>> START Entries supplied
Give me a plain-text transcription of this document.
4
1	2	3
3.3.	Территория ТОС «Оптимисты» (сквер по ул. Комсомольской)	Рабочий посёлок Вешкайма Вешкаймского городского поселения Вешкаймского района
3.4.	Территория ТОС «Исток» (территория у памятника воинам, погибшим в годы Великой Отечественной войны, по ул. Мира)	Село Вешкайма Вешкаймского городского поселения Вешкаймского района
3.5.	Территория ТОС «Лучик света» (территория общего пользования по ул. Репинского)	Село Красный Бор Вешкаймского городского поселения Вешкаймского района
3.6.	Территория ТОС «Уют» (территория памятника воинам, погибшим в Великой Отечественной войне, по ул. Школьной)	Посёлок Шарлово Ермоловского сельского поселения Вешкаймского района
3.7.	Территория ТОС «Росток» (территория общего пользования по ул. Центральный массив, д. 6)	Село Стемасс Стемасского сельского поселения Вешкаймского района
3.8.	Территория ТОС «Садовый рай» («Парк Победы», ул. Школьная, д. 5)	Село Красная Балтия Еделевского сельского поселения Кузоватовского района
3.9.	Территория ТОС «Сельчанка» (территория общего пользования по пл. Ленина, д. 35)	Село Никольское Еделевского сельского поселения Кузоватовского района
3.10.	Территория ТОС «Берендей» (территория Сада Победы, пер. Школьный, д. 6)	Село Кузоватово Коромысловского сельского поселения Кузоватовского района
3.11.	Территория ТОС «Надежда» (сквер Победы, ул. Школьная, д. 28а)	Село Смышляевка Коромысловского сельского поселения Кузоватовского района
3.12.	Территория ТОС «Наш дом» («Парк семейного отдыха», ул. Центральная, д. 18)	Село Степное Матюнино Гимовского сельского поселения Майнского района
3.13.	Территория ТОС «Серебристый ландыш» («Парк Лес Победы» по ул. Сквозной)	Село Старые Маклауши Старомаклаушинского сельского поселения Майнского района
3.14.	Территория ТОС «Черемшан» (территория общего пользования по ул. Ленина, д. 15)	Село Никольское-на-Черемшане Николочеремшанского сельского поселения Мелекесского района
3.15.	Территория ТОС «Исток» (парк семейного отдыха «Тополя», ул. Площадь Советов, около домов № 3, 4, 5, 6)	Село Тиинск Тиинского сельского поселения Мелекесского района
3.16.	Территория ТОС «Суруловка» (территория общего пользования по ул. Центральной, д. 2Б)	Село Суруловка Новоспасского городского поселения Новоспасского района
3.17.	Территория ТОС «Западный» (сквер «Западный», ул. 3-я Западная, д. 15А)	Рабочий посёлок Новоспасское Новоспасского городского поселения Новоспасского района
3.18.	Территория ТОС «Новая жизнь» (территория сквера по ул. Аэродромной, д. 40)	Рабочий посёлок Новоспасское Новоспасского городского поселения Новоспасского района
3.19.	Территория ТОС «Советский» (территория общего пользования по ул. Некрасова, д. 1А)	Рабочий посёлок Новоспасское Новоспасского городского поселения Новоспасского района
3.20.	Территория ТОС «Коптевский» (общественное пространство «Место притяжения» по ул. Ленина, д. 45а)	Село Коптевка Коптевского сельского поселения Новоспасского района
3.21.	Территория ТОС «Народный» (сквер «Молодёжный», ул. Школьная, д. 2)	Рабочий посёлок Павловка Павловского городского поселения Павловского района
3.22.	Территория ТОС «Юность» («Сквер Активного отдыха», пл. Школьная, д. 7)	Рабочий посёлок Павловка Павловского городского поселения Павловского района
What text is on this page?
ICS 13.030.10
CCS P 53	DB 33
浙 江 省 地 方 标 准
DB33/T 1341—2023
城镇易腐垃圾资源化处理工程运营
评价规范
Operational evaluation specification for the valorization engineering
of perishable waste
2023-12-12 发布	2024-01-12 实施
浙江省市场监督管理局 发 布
>> END Entries supplied
Search the data above for the string "Новоспасского" and copy each line that has it.

→ Exercise response
3.16.	Территория ТОС «Суруловка» (территория общего пользования по ул. Центральной, д. 2Б)	Село Суруловка Новоспасского городского поселения Новоспасского района
3.17.	Территория ТОС «Западный» (сквер «Западный», ул. 3-я Западная, д. 15А)	Рабочий посёлок Новоспасское Новоспасского городского поселения Новоспасского района
3.18.	Территория ТОС «Новая жизнь» (территория сквера по ул. Аэродромной, д. 40)	Рабочий посёлок Новоспасское Новоспасского городского поселения Новоспасского района
3.19.	Территория ТОС «Советский» (территория общего пользования по ул. Некрасова, д. 1А)	Рабочий посёлок Новоспасское Новоспасского городского поселения Новоспасского района
3.20.	Территория ТОС «Коптевский» (общественное пространство «Место притяжения» по ул. Ленина, д. 45а)	Село Коптевка Коптевского сельского поселения Новоспасского района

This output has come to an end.